N. Tiendrebéogo |
Norbert Tiendrebéogo, l’un
des opposants historiques au régime fantoche de Blaise Compaoré, est décédé
dans la soirée du 22 mai, à l’hôpital Yalgado Ouédraogo de Ouagadougou. Il a été inhumé ce mardi 26 mai, jour de l'exhumation de Thomas Sankara, journée doublement sacrée donc pour les sankaristes.
Né le 28 septembre 1955 à Ouagadougou, Norbert Tiendrebéogo était banquier
de formation et de profession.
Président
du Front des forces sociales (FFS), de tendance sankariste, il a joué un
rôle capital dans l’histoire politique du Burkina Faso. Dès le lendemain de la Révolution
du 4 août 1983, alors qu’il était déjà employé de l’Union révolutionnaire des
banques (UREBA), il s’était engagé dans les Comités de défense de la révolution
(CDR) sous l’égide du capitaine Henri Zongo. Après l’assassinat de Thomas Sankara,
suivi de ceux du commandant Lingani et du capitaine Zongo, comme bon nombre de
ses camarades, Norbert Tiendrebéogo
vécu un véritable enfer, mais cela n’entama pas son moral et il demeura fidèle
à l’idéal sankariste. Il aimait à rappeler qu’il était le seul opposant qui,
depuis 1987, n’a jamais été membre d’un gouvernement sous Blaise Compaoré.

▶ Liste des items
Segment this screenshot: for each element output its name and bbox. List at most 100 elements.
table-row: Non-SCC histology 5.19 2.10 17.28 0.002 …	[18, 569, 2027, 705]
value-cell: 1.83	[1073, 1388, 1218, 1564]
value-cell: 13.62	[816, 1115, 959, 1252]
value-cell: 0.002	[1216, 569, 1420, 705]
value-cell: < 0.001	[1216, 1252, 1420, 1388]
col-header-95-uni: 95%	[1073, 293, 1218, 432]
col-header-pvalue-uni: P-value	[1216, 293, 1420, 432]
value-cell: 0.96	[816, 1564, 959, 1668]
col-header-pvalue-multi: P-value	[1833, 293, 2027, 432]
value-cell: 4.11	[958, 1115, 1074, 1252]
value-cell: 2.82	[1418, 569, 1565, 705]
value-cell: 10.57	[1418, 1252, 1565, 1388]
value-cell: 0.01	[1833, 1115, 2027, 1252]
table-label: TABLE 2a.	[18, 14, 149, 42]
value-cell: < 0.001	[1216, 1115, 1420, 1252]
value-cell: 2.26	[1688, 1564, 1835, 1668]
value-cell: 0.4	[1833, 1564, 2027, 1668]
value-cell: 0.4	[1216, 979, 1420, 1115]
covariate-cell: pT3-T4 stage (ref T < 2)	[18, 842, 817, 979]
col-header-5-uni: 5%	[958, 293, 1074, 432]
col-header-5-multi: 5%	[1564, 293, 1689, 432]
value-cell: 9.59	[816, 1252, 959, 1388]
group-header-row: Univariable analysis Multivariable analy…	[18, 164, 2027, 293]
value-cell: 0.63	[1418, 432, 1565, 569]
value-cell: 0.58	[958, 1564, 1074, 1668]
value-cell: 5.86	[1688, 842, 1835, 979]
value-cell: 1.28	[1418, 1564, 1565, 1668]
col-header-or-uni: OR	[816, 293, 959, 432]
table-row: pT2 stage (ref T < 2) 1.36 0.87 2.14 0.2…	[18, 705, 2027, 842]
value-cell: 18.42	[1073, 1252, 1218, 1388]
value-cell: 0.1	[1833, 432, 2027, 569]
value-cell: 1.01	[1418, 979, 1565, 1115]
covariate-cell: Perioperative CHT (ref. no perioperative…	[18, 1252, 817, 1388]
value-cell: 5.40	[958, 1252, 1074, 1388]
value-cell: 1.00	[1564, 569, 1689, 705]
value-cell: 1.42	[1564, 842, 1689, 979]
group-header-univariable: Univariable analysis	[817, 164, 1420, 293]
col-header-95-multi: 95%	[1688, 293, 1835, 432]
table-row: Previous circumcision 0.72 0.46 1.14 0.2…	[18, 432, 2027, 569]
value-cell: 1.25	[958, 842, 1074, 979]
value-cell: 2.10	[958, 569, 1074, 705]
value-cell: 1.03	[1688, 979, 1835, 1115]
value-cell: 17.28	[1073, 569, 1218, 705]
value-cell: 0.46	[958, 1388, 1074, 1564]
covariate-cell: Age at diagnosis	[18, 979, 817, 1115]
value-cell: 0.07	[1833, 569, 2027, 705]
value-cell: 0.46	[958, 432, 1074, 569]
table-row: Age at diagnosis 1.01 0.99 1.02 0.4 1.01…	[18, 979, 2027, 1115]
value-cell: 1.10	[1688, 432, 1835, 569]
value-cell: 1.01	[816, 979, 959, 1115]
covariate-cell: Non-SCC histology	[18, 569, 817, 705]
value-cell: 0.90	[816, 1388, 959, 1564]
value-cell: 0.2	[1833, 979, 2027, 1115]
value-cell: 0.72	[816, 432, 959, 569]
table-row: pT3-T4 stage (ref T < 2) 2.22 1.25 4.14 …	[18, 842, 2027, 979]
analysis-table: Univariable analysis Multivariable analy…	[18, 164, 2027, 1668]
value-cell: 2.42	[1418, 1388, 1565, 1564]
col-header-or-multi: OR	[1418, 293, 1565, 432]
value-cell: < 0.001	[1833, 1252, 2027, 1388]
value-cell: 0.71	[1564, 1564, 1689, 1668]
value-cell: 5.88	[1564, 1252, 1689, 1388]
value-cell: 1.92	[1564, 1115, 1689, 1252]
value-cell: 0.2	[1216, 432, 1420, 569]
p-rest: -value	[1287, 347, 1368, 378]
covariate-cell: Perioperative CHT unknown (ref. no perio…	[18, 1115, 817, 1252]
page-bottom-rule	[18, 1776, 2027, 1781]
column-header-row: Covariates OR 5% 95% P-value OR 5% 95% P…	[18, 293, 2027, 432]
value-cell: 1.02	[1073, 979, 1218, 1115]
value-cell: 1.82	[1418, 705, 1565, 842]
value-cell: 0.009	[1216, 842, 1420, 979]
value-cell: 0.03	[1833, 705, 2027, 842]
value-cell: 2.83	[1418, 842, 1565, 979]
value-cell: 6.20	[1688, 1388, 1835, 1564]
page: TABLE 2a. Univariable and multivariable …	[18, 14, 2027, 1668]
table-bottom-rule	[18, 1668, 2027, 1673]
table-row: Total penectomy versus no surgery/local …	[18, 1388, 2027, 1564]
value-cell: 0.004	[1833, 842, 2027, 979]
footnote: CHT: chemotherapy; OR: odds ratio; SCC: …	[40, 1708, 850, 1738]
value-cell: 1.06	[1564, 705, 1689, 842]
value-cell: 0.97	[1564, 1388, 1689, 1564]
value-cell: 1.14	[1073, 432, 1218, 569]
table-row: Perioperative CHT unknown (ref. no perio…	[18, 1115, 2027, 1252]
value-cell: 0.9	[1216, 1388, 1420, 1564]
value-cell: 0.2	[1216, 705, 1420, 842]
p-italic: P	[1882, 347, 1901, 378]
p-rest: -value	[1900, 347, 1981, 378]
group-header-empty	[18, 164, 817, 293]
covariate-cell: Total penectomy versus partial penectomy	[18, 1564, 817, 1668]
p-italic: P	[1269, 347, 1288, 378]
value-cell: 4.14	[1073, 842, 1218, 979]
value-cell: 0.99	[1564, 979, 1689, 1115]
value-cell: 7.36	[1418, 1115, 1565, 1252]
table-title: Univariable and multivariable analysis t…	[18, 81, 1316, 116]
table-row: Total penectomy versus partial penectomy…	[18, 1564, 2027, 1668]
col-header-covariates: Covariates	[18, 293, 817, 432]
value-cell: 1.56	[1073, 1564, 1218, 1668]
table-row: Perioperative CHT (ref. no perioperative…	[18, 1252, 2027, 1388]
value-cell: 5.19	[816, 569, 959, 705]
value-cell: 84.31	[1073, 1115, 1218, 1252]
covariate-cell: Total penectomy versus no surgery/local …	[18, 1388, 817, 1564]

▶ Consigne
Mets à jour l'extrait consacré à Norbert Tiendrebéogo : reproduis tout ce qui va de « Né le 28 septembre » jusqu'à « sous Blaise Compaoré. », en y remplaçant « banquier » par « comptable ».

▶ Résultat
Né le 28 septembre 1955 à Ouagadougou, Norbert Tiendrebéogo était comptable
de formation et de profession.
Président
du Front des forces sociales (FFS), de tendance sankariste, il a joué un
rôle capital dans l’histoire politique du Burkina Faso. Dès le lendemain de la Révolution
du 4 août 1983, alors qu’il était déjà employé de l’Union révolutionnaire des
banques (UREBA), il s’était engagé dans les Comités de défense de la révolution
(CDR) sous l’égide du capitaine Henri Zongo. Après l’assassinat de Thomas Sankara,
suivi de ceux du commandant Lingani et du capitaine Zongo, comme bon nombre de
ses camarades, Norbert Tiendrebéogo
vécu un véritable enfer, mais cela n’entama pas son moral et il demeura fidèle
à l’idéal sankariste. Il aimait à rappeler qu’il était le seul opposant qui,
depuis 1987, n’a jamais été membre d’un gouvernement sous Blaise Compaoré.